** Start Stored rows **

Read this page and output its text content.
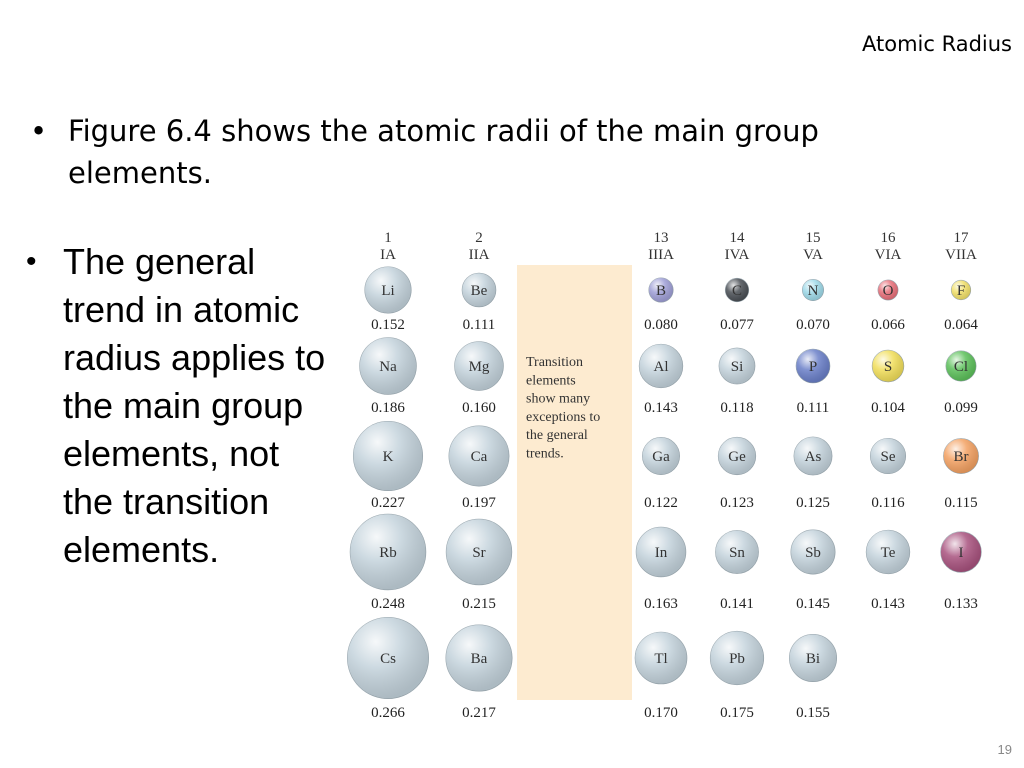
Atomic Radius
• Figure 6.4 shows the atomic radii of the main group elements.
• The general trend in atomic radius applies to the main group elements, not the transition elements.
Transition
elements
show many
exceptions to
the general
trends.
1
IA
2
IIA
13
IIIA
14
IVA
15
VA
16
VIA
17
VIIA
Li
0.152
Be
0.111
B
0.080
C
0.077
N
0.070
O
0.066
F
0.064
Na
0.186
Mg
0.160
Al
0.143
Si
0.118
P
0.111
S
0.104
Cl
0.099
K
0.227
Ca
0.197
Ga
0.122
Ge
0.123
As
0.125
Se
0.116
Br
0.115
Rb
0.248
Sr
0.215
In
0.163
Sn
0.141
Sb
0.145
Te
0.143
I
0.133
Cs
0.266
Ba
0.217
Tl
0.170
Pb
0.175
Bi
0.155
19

** End Stored rows **

◆ **Written request**
Extract all the entries word for word; omit any pictures.

◆ **Exercise answer**
Read this page and output its text content.
Atomic Radius
• Figure 6.4 shows the atomic radii of the main group elements.
• The general trend in atomic radius applies to the main group elements, not the transition elements.
Transition
elements
show many
exceptions to
the general
trends.
1
IA
2
IIA
13
IIIA
14
IVA
15
VA
16
VIA
17
VIIA
Li
0.152
Be
0.111
B
0.080
C
0.077
N
0.070
O
0.066
F
0.064
Na
0.186
Mg
0.160
Al
0.143
Si
0.118
P
0.111
S
0.104
Cl
0.099
K
0.227
Ca
0.197
Ga
0.122
Ge
0.123
As
0.125
Se
0.116
Br
0.115
Rb
0.248
Sr
0.215
In
0.163
Sn
0.141
Sb
0.145
Te
0.143
I
0.133
Cs
0.266
Ba
0.217
Tl
0.170
Pb
0.175
Bi
0.155
19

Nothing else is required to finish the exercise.